### [Directions]
Copy out every line exactly, passing over the pictures.

### [Input rows]
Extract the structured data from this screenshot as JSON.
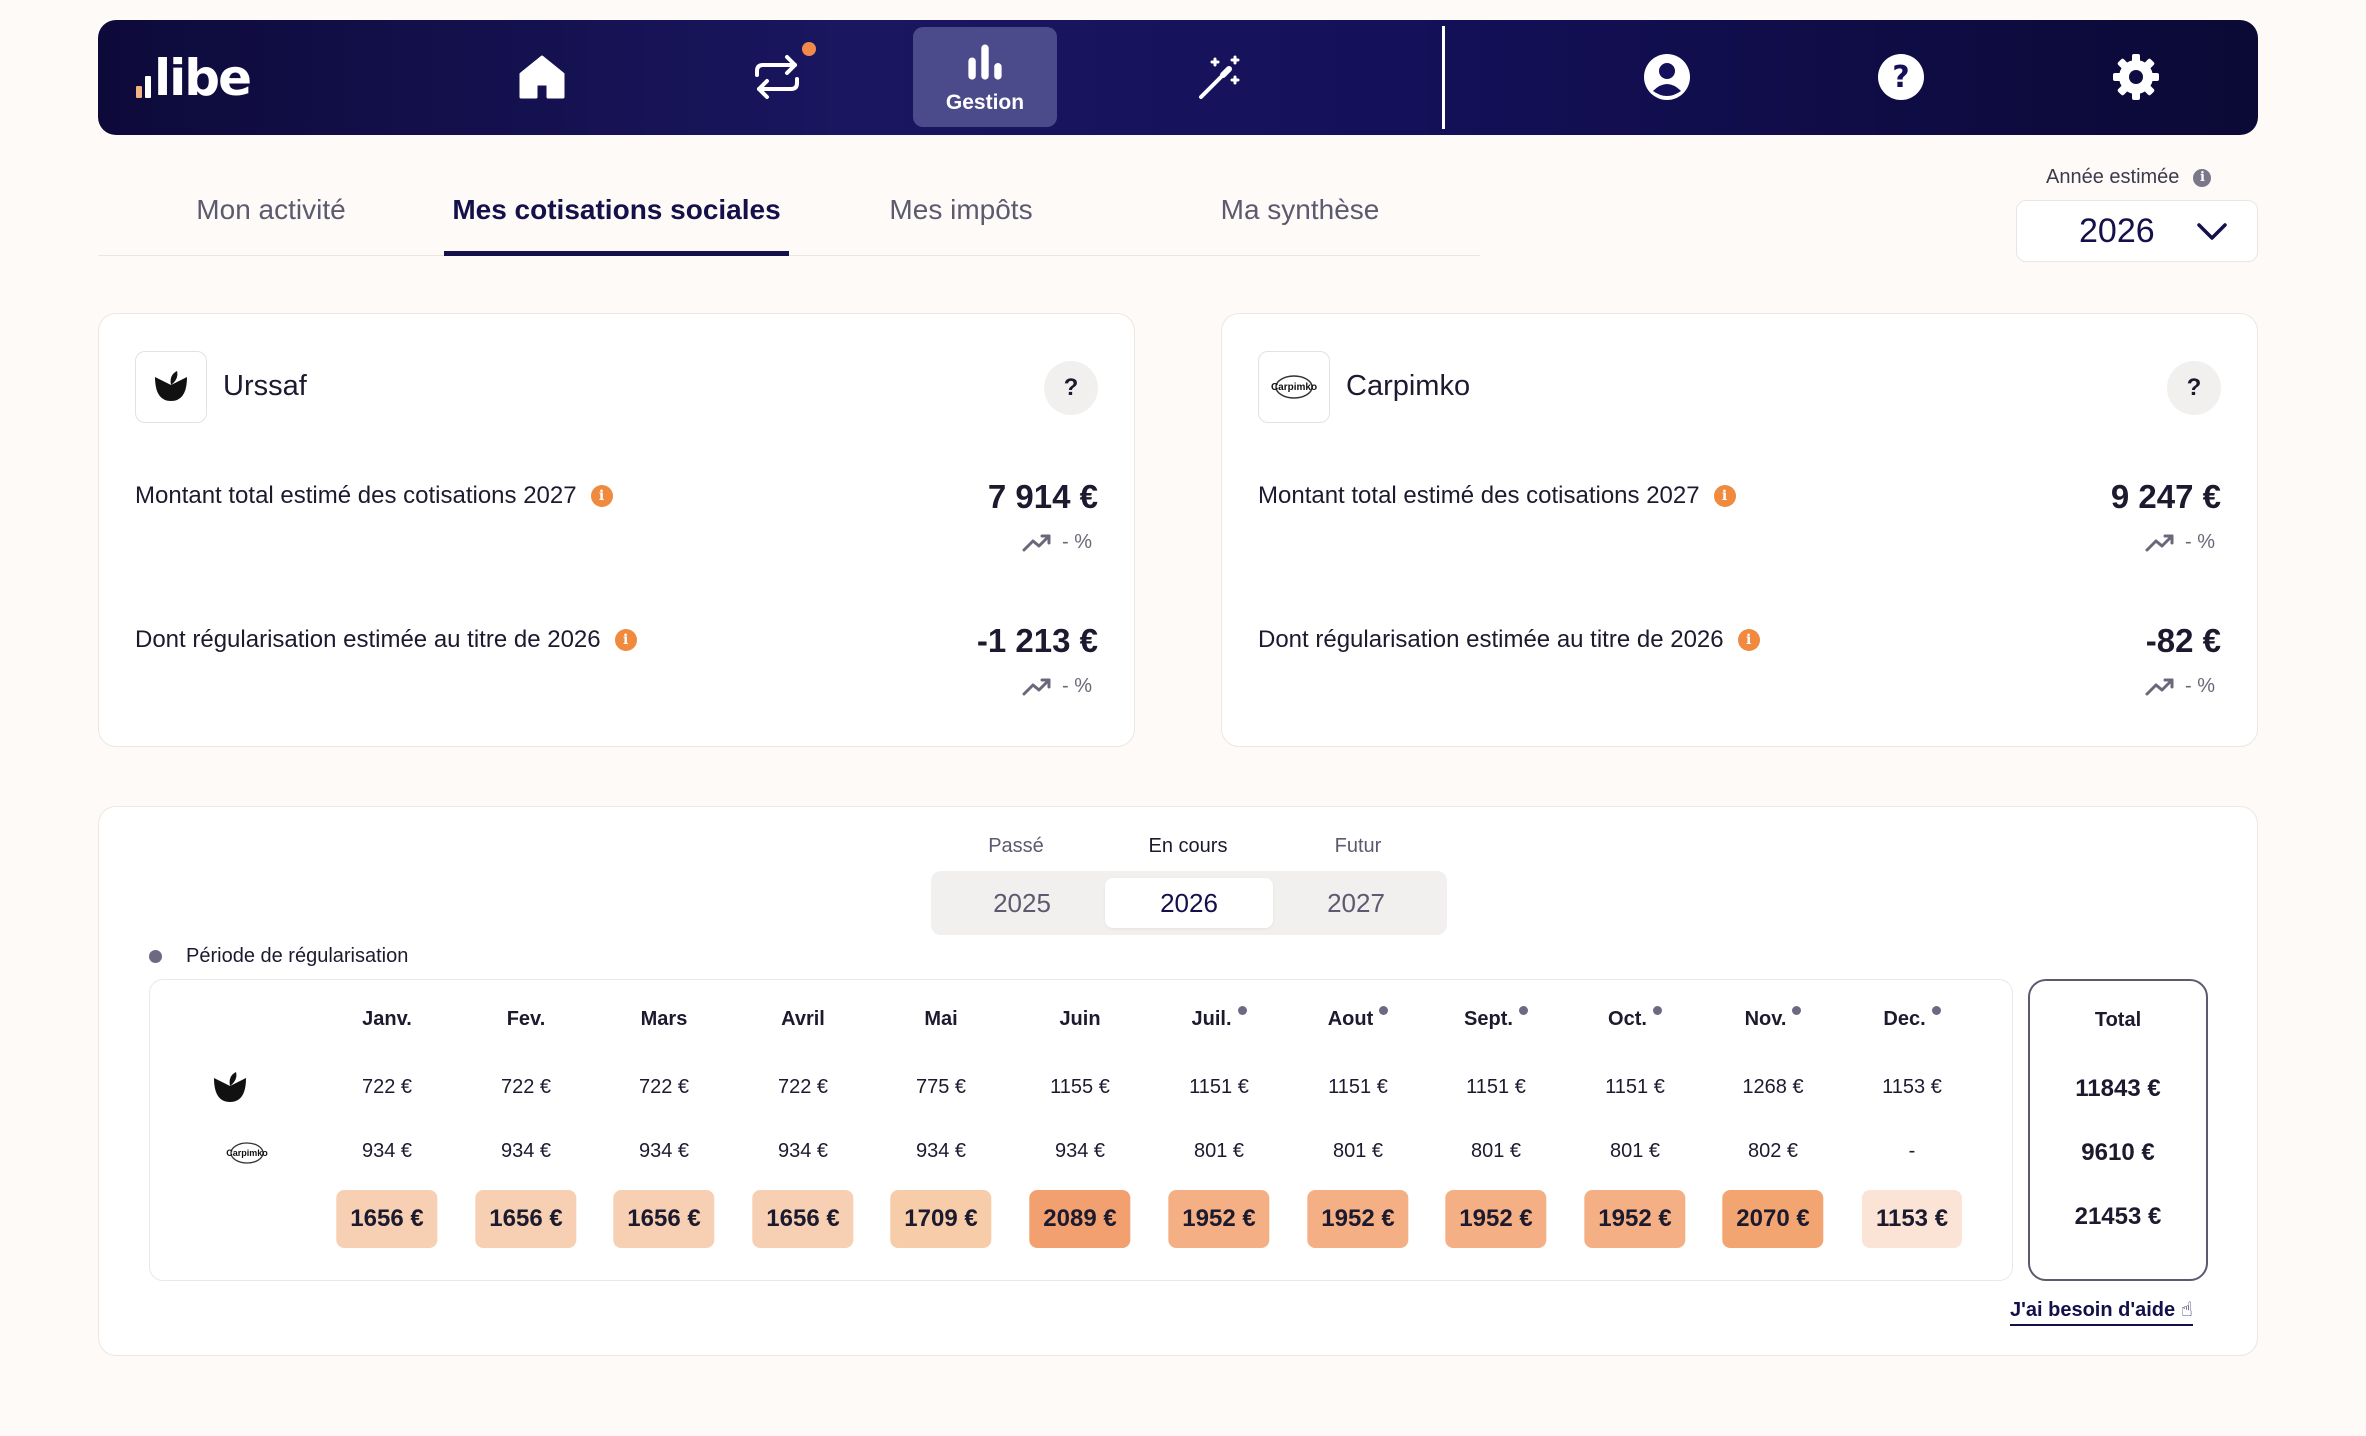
{
  "app": {
    "logo_text": "libe"
  },
  "nav": {
    "home_label": "Accueil",
    "active_label": "Gestion"
  },
  "tabs": [
    {
      "label": "Mon activité"
    },
    {
      "label": "Mes cotisations sociales"
    },
    {
      "label": "Mes impôts"
    },
    {
      "label": "Ma synthèse"
    }
  ],
  "year_select": {
    "label": "Année estimée",
    "value": "2026"
  },
  "cards": [
    {
      "name": "Urssaf",
      "total_label": "Montant total estimé des cotisations 2027",
      "total_amount": "7 914 €",
      "total_trend": "- %",
      "reg_label": "Dont régularisation estimée au titre de 2026",
      "reg_amount": "-1 213 €",
      "reg_trend": "- %",
      "help": "?"
    },
    {
      "name": "Carpimko",
      "logo_text": "Carpimko",
      "total_label": "Montant total estimé des cotisations 2027",
      "total_amount": "9 247 €",
      "total_trend": "- %",
      "reg_label": "Dont régularisation estimée au titre de 2026",
      "reg_amount": "-82 €",
      "reg_trend": "- %",
      "help": "?"
    }
  ],
  "period": {
    "captions": [
      "Passé",
      "En cours",
      "Futur"
    ],
    "years": [
      "2025",
      "2026",
      "2027"
    ],
    "selected": "2026"
  },
  "legend": {
    "label": "Période de régularisation"
  },
  "months": [
    {
      "name": "Janv.",
      "reg": false,
      "urssaf": "722 €",
      "carpimko": "934 €",
      "total": "1656 €",
      "color": "#f7cfb2"
    },
    {
      "name": "Fev.",
      "reg": false,
      "urssaf": "722 €",
      "carpimko": "934 €",
      "total": "1656 €",
      "color": "#f7cfb2"
    },
    {
      "name": "Mars",
      "reg": false,
      "urssaf": "722 €",
      "carpimko": "934 €",
      "total": "1656 €",
      "color": "#f7cfb2"
    },
    {
      "name": "Avril",
      "reg": false,
      "urssaf": "722 €",
      "carpimko": "934 €",
      "total": "1656 €",
      "color": "#f7cfb2"
    },
    {
      "name": "Mai",
      "reg": false,
      "urssaf": "775 €",
      "carpimko": "934 €",
      "total": "1709 €",
      "color": "#f7cca9"
    },
    {
      "name": "Juin",
      "reg": false,
      "urssaf": "1155 €",
      "carpimko": "934 €",
      "total": "2089 €",
      "color": "#f2a06f"
    },
    {
      "name": "Juil.",
      "reg": true,
      "urssaf": "1151 €",
      "carpimko": "801 €",
      "total": "1952 €",
      "color": "#f4b084"
    },
    {
      "name": "Aout",
      "reg": true,
      "urssaf": "1151 €",
      "carpimko": "801 €",
      "total": "1952 €",
      "color": "#f4b084"
    },
    {
      "name": "Sept.",
      "reg": true,
      "urssaf": "1151 €",
      "carpimko": "801 €",
      "total": "1952 €",
      "color": "#f4b084"
    },
    {
      "name": "Oct.",
      "reg": true,
      "urssaf": "1151 €",
      "carpimko": "801 €",
      "total": "1952 €",
      "color": "#f4b084"
    },
    {
      "name": "Nov.",
      "reg": true,
      "urssaf": "1268 €",
      "carpimko": "802 €",
      "total": "2070 €",
      "color": "#f2a571"
    },
    {
      "name": "Dec.",
      "reg": true,
      "urssaf": "1153 €",
      "carpimko": "-",
      "total": "1153 €",
      "color": "#fbe4d5"
    }
  ],
  "totals": {
    "label": "Total",
    "urssaf": "11843 €",
    "carpimko": "9610 €",
    "total": "21453 €"
  },
  "help_link": "J'ai besoin d'aide ☝"
}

### [Answer below]
Extract the structured data from this screenshot as JSON.
{
  "app": {
    "logo_text": "libe"
  },
  "nav": {
    "home_label": "Accueil",
    "active_label": "Gestion"
  },
  "tabs": [
    {
      "label": "Mon activité"
    },
    {
      "label": "Mes cotisations sociales"
    },
    {
      "label": "Mes impôts"
    },
    {
      "label": "Ma synthèse"
    }
  ],
  "year_select": {
    "label": "Année estimée",
    "value": "2026"
  },
  "cards": [
    {
      "name": "Urssaf",
      "total_label": "Montant total estimé des cotisations 2027",
      "total_amount": "7 914 €",
      "total_trend": "- %",
      "reg_label": "Dont régularisation estimée au titre de 2026",
      "reg_amount": "-1 213 €",
      "reg_trend": "- %",
      "help": "?"
    },
    {
      "name": "Carpimko",
      "logo_text": "Carpimko",
      "total_label": "Montant total estimé des cotisations 2027",
      "total_amount": "9 247 €",
      "total_trend": "- %",
      "reg_label": "Dont régularisation estimée au titre de 2026",
      "reg_amount": "-82 €",
      "reg_trend": "- %",
      "help": "?"
    }
  ],
  "period": {
    "captions": [
      "Passé",
      "En cours",
      "Futur"
    ],
    "years": [
      "2025",
      "2026",
      "2027"
    ],
    "selected": "2026"
  },
  "legend": {
    "label": "Période de régularisation"
  },
  "months": [
    {
      "name": "Janv.",
      "reg": false,
      "urssaf": "722 €",
      "carpimko": "934 €",
      "total": "1656 €",
      "color": "#f7cfb2"
    },
    {
      "name": "Fev.",
      "reg": false,
      "urssaf": "722 €",
      "carpimko": "934 €",
      "total": "1656 €",
      "color": "#f7cfb2"
    },
    {
      "name": "Mars",
      "reg": false,
      "urssaf": "722 €",
      "carpimko": "934 €",
      "total": "1656 €",
      "color": "#f7cfb2"
    },
    {
      "name": "Avril",
      "reg": false,
      "urssaf": "722 €",
      "carpimko": "934 €",
      "total": "1656 €",
      "color": "#f7cfb2"
    },
    {
      "name": "Mai",
      "reg": false,
      "urssaf": "775 €",
      "carpimko": "934 €",
      "total": "1709 €",
      "color": "#f7cca9"
    },
    {
      "name": "Juin",
      "reg": false,
      "urssaf": "1155 €",
      "carpimko": "934 €",
      "total": "2089 €",
      "color": "#f2a06f"
    },
    {
      "name": "Juil.",
      "reg": true,
      "urssaf": "1151 €",
      "carpimko": "801 €",
      "total": "1952 €",
      "color": "#f4b084"
    },
    {
      "name": "Aout",
      "reg": true,
      "urssaf": "1151 €",
      "carpimko": "801 €",
      "total": "1952 €",
      "color": "#f4b084"
    },
    {
      "name": "Sept.",
      "reg": true,
      "urssaf": "1151 €",
      "carpimko": "801 €",
      "total": "1952 €",
      "color": "#f4b084"
    },
    {
      "name": "Oct.",
      "reg": true,
      "urssaf": "1151 €",
      "carpimko": "801 €",
      "total": "1952 €",
      "color": "#f4b084"
    },
    {
      "name": "Nov.",
      "reg": true,
      "urssaf": "1268 €",
      "carpimko": "802 €",
      "total": "2070 €",
      "color": "#f2a571"
    },
    {
      "name": "Dec.",
      "reg": true,
      "urssaf": "1153 €",
      "carpimko": "-",
      "total": "1153 €",
      "color": "#fbe4d5"
    }
  ],
  "totals": {
    "label": "Total",
    "urssaf": "11843 €",
    "carpimko": "9610 €",
    "total": "21453 €"
  },
  "help_link": "J'ai besoin d'aide ☝"
}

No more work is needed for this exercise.